begin Data section
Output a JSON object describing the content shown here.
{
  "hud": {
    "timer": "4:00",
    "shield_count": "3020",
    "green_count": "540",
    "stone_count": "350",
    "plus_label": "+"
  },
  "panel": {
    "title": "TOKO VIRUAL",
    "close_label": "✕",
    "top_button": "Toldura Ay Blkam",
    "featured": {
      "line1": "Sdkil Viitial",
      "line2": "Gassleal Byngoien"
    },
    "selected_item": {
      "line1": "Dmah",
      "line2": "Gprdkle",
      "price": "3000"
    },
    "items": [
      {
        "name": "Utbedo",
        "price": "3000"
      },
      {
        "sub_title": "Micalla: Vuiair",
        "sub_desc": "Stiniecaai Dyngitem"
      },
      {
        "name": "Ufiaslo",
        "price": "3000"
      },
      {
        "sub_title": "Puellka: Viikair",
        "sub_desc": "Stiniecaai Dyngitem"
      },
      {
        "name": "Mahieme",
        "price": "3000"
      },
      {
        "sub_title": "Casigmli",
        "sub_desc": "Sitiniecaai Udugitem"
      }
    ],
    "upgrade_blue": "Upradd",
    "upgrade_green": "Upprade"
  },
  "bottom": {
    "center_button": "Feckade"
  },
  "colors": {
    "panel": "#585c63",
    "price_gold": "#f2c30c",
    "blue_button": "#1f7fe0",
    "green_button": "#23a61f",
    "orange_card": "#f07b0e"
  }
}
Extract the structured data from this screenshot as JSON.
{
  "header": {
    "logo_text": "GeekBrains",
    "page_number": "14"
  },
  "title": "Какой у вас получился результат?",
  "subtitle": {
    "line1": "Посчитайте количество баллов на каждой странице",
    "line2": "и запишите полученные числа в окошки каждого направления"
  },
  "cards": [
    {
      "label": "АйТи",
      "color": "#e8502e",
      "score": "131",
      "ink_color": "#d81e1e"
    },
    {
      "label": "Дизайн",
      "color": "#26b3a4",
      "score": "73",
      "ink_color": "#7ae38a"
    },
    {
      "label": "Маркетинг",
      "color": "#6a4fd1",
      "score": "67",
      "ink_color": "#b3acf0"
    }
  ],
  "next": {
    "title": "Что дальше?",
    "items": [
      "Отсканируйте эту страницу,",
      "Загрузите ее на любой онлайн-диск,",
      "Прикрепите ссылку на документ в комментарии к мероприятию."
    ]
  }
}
end Data section
### Exercise
Write out the data exactly as it stands.

### Result
Output a JSON object describing the content shown here.
{
  "hud": {
    "timer": "4:00",
    "shield_count": "3020",
    "green_count": "540",
    "stone_count": "350",
    "plus_label": "+"
  },
  "panel": {
    "title": "TOKO VIRUAL",
    "close_label": "✕",
    "top_button": "Toldura Ay Blkam",
    "featured": {
      "line1": "Sdkil Viitial",
      "line2": "Gassleal Byngoien"
    },
    "selected_item": {
      "line1": "Dmah",
      "line2": "Gprdkle",
      "price": "3000"
    },
    "items": [
      {
        "name": "Utbedo",
        "price": "3000"
      },
      {
        "sub_title": "Micalla: Vuiair",
        "sub_desc": "Stiniecaai Dyngitem"
      },
      {
        "name": "Ufiaslo",
        "price": "3000"
      },
      {
        "sub_title": "Puellka: Viikair",
        "sub_desc": "Stiniecaai Dyngitem"
      },
      {
        "name": "Mahieme",
        "price": "3000"
      },
      {
        "sub_title": "Casigmli",
        "sub_desc": "Sitiniecaai Udugitem"
      }
    ],
    "upgrade_blue": "Upradd",
    "upgrade_green": "Upprade"
  },
  "bottom": {
    "center_button": "Feckade"
  },
  "colors": {
    "panel": "#585c63",
    "price_gold": "#f2c30c",
    "blue_button": "#1f7fe0",
    "green_button": "#23a61f",
    "orange_card": "#f07b0e"
  }
}
Extract the structured data from this screenshot as JSON.
{
  "header": {
    "logo_text": "GeekBrains",
    "page_number": "14"
  },
  "title": "Какой у вас получился результат?",
  "subtitle": {
    "line1": "Посчитайте количество баллов на каждой странице",
    "line2": "и запишите полученные числа в окошки каждого направления"
  },
  "cards": [
    {
      "label": "АйТи",
      "color": "#e8502e",
      "score": "131",
      "ink_color": "#d81e1e"
    },
    {
      "label": "Дизайн",
      "color": "#26b3a4",
      "score": "73",
      "ink_color": "#7ae38a"
    },
    {
      "label": "Маркетинг",
      "color": "#6a4fd1",
      "score": "67",
      "ink_color": "#b3acf0"
    }
  ],
  "next": {
    "title": "Что дальше?",
    "items": [
      "Отсканируйте эту страницу,",
      "Загрузите ее на любой онлайн-диск,",
      "Прикрепите ссылку на документ в комментарии к мероприятию."
    ]
  }
}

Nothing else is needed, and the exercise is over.